>>>>

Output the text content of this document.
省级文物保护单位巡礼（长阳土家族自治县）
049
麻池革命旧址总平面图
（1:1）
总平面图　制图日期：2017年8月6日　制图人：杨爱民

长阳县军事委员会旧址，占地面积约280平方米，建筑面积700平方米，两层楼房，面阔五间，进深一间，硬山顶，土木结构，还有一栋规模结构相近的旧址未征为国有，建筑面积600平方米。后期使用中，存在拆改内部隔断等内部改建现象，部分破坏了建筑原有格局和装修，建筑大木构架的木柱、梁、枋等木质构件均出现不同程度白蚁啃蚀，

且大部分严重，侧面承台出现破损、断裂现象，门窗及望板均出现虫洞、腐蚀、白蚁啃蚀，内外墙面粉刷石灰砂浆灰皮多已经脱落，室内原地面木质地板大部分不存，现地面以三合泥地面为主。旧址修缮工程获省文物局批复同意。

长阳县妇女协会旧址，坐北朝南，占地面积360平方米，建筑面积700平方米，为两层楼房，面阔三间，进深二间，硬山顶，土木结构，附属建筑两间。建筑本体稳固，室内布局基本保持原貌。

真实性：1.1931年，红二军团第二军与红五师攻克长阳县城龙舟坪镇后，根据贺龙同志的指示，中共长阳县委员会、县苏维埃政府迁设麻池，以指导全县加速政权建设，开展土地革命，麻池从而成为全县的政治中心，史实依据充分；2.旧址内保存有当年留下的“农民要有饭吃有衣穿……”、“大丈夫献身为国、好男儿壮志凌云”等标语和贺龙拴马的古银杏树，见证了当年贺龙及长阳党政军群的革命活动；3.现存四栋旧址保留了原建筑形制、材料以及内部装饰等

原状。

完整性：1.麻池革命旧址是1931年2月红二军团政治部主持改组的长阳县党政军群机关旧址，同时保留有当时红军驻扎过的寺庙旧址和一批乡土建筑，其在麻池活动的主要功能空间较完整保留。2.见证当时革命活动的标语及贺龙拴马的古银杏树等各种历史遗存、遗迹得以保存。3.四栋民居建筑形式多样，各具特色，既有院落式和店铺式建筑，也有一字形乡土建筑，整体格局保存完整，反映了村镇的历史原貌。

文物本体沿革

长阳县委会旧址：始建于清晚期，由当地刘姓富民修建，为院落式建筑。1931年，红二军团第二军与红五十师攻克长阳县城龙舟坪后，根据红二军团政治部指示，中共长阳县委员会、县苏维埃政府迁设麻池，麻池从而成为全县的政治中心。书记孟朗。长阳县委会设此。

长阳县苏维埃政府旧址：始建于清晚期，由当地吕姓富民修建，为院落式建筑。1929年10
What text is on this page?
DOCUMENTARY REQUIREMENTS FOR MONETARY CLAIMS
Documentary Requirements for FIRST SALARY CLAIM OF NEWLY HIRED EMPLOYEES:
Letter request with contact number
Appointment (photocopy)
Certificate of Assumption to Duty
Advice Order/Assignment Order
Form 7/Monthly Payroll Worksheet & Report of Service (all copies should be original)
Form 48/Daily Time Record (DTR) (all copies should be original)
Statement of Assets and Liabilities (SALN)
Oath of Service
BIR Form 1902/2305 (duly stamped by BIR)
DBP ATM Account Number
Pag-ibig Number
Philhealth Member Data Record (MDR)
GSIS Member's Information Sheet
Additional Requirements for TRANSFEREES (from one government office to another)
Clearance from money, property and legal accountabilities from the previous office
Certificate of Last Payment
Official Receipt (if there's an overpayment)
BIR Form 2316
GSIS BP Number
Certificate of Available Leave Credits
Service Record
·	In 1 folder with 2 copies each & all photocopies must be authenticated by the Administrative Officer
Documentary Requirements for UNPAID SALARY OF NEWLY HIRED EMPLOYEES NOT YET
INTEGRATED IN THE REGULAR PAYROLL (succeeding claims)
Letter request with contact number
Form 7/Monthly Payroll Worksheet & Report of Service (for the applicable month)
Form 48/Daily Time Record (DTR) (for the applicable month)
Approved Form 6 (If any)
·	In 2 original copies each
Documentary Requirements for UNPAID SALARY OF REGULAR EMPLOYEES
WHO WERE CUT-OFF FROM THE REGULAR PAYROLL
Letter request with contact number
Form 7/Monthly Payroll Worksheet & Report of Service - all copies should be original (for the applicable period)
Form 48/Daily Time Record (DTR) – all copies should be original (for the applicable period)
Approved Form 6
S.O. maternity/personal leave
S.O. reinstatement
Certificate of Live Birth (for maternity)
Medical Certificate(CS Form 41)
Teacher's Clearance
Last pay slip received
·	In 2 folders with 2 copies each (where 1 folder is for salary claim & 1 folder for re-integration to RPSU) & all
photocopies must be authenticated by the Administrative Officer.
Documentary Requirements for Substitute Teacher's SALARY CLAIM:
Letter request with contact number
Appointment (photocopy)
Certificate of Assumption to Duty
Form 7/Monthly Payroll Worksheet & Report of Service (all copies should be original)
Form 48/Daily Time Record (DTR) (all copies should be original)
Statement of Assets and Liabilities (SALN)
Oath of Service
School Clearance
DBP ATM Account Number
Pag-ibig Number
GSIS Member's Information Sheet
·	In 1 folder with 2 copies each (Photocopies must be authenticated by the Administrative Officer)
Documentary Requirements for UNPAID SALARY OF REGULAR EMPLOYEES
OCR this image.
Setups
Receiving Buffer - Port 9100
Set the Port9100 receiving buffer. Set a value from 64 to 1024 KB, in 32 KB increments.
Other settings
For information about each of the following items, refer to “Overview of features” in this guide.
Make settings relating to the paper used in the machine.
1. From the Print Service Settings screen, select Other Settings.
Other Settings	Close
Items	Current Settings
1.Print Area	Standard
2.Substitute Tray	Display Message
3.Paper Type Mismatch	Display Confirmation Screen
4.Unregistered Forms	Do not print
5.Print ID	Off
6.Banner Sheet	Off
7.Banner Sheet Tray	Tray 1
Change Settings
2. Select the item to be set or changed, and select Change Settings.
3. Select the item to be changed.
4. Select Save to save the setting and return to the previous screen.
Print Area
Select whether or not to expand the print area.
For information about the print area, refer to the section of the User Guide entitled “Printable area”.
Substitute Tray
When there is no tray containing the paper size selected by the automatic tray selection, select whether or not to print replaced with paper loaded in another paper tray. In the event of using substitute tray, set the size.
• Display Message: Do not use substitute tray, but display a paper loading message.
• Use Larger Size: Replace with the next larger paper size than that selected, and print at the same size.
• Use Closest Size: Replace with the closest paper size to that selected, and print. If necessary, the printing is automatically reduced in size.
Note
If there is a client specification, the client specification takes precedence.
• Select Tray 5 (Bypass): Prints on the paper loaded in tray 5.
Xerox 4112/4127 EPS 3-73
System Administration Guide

<<<<

Written problem:
Say, as a bare number, how many lines in the entries above include the string "period".

Task answer:
2